To do:
Only the number is needed: how many lines contain the word "xlabel"?

◇ ◇ ◇ ◇ ◇ ◇ ◇

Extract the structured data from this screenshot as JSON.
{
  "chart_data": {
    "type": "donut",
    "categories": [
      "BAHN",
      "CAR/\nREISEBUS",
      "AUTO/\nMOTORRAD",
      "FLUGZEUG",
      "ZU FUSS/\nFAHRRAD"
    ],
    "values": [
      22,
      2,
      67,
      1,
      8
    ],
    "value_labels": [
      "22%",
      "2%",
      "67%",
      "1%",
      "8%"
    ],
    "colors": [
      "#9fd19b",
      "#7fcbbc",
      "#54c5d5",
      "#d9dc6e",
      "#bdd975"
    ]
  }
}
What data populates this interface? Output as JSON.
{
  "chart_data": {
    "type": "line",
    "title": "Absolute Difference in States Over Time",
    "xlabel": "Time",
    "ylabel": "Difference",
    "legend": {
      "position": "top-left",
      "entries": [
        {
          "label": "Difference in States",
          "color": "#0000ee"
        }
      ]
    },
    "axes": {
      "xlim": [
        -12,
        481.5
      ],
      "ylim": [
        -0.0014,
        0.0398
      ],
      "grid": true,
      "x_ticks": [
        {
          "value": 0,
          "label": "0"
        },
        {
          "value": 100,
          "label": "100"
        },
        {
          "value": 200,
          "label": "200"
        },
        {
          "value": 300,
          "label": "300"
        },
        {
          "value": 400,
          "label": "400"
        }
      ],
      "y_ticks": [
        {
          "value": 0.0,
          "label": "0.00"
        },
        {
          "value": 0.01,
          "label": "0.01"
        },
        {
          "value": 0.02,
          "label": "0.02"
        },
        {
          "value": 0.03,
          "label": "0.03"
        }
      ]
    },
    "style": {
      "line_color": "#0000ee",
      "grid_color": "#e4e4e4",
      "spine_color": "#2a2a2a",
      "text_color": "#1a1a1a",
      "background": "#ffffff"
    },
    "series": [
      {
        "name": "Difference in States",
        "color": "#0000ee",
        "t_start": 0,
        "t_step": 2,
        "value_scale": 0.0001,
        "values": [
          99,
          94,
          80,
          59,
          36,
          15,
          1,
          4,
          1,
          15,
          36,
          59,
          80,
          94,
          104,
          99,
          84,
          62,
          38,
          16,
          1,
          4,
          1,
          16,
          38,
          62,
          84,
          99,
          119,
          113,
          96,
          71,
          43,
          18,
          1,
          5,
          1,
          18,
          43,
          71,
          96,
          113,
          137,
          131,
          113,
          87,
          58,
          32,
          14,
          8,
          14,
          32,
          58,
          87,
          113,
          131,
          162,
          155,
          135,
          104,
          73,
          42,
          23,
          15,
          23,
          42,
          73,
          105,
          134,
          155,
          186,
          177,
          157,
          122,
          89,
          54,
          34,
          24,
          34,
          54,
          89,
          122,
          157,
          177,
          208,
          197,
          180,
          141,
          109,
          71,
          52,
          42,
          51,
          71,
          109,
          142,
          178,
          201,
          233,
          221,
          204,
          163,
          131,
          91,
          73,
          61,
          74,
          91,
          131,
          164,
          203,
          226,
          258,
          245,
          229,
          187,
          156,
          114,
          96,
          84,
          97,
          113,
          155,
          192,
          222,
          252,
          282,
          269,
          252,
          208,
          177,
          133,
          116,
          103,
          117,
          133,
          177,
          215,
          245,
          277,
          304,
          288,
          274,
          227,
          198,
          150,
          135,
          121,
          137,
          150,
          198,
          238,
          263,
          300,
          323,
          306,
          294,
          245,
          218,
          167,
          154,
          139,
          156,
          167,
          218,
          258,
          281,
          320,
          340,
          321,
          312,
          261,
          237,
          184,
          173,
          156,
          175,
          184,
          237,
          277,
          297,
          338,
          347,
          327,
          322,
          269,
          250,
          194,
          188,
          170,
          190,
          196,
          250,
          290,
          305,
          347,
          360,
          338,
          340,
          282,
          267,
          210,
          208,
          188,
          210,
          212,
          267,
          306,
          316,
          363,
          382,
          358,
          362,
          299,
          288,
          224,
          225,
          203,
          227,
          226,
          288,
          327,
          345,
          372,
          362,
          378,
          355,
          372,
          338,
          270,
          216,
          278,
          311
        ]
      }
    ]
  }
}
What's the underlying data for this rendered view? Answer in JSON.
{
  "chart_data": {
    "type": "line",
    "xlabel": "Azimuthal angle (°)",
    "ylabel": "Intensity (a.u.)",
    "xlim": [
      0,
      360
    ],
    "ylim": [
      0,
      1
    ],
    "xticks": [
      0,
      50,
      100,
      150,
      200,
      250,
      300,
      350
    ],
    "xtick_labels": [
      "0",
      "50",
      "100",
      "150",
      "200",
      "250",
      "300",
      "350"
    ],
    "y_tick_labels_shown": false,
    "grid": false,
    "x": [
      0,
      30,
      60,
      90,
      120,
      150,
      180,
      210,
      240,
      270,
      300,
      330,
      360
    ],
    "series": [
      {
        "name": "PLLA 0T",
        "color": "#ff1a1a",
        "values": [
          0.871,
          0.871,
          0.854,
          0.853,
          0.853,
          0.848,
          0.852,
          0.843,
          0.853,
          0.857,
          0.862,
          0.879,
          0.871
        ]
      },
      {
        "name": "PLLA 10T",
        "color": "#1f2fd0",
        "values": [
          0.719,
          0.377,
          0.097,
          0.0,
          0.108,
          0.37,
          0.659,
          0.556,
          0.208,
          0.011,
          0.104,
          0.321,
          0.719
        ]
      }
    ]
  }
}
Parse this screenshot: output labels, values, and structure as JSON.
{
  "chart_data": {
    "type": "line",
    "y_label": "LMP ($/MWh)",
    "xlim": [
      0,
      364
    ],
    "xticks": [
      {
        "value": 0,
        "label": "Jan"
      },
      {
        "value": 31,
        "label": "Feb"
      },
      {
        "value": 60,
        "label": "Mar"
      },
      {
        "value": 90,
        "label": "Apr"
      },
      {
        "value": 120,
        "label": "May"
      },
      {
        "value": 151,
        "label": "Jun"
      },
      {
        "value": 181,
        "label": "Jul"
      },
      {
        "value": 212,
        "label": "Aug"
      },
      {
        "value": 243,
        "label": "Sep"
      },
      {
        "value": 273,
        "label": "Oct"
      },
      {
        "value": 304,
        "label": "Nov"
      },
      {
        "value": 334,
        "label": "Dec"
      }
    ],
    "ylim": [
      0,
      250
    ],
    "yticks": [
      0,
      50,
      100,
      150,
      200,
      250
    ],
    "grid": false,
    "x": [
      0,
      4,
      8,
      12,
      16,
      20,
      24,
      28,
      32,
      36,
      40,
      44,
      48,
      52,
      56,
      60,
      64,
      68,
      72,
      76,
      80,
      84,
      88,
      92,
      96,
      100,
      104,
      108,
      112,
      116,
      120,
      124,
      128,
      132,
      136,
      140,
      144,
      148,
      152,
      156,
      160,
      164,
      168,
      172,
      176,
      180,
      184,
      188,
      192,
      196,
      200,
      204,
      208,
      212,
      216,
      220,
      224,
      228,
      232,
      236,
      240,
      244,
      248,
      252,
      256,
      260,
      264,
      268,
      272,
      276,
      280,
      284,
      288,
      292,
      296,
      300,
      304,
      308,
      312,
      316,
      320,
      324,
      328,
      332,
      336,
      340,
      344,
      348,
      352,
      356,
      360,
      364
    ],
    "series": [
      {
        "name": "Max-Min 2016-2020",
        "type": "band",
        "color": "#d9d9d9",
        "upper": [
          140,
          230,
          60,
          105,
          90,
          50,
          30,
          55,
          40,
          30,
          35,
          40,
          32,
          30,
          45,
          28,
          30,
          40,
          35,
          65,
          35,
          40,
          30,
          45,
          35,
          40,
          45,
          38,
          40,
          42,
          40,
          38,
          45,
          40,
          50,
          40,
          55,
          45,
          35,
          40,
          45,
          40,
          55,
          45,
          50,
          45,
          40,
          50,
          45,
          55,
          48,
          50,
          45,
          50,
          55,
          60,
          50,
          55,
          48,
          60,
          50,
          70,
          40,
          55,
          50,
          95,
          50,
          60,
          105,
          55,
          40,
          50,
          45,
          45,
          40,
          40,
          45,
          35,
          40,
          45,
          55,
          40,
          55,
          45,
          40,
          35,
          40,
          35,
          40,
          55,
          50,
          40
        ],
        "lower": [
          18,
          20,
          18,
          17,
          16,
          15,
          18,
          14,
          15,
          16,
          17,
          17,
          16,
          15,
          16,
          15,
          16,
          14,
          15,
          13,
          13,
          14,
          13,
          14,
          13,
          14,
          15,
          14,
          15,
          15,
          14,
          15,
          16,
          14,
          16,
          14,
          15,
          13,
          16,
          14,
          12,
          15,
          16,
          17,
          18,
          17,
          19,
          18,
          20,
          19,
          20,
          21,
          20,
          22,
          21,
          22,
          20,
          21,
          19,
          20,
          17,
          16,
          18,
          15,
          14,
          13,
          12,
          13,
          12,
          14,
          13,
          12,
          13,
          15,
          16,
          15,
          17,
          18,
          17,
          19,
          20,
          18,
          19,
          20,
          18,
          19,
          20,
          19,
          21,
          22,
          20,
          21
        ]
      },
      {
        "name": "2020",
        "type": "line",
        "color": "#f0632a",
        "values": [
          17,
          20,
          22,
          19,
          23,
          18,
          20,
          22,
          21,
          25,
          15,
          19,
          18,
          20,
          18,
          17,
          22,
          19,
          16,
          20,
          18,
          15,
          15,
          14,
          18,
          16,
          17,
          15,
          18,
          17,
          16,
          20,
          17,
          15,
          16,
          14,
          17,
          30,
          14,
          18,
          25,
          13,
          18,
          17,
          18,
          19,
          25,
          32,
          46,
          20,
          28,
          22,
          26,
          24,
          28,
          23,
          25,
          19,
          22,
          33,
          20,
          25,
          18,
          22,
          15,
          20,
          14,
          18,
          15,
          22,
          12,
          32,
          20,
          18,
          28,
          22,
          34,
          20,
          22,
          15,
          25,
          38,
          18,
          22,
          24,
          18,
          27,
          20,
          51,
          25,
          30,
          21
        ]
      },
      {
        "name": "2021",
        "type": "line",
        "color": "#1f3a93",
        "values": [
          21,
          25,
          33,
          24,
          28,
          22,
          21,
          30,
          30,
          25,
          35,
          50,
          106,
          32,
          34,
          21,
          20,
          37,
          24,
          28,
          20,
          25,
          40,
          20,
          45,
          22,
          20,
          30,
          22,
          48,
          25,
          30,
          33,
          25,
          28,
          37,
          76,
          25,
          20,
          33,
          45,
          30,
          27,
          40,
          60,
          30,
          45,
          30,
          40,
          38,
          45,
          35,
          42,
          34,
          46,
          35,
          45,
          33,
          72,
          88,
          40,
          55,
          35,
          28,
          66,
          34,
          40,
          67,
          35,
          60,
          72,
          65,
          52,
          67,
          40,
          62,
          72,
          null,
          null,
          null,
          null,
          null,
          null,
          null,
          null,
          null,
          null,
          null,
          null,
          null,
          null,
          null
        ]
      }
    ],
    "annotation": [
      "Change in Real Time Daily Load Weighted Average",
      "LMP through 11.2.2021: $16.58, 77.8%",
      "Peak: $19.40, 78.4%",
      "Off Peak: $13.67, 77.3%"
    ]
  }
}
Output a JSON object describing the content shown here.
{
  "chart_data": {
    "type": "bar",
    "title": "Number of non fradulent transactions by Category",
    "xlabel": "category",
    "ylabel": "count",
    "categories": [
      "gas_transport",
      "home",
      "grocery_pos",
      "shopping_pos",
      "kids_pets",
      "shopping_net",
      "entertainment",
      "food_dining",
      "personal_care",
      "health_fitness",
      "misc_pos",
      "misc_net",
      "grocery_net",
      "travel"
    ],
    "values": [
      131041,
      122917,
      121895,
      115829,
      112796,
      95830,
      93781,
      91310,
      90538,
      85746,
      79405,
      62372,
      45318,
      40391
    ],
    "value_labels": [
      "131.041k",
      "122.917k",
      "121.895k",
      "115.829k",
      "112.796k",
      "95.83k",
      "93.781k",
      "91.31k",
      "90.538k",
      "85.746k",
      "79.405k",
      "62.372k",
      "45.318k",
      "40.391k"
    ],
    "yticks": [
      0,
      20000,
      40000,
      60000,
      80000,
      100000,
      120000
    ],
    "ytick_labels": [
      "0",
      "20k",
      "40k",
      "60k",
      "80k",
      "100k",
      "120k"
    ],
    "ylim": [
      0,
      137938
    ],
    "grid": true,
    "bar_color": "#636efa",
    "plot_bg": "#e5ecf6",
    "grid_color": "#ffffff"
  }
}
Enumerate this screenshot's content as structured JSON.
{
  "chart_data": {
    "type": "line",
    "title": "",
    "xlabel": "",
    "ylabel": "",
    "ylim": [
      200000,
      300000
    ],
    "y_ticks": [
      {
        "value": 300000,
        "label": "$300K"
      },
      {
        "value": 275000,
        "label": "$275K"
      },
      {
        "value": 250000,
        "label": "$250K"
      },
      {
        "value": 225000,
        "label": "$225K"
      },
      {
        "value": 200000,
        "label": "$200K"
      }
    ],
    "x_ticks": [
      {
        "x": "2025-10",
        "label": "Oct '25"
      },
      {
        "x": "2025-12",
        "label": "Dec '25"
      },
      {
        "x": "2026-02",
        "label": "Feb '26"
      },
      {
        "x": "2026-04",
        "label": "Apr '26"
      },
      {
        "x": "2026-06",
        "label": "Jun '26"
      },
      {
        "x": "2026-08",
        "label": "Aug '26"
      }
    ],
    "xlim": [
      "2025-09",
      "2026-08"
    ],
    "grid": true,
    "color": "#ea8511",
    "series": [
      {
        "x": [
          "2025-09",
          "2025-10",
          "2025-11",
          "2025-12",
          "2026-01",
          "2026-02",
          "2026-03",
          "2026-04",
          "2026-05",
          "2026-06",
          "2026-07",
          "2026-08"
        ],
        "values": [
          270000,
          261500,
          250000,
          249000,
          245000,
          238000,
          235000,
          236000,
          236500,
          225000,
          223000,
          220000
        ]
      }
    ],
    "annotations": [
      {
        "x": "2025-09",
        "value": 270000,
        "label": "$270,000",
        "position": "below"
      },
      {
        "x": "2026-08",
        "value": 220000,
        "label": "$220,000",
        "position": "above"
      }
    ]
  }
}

◇ ◇ ◇ ◇ ◇ ◇ ◇

Written reply:
4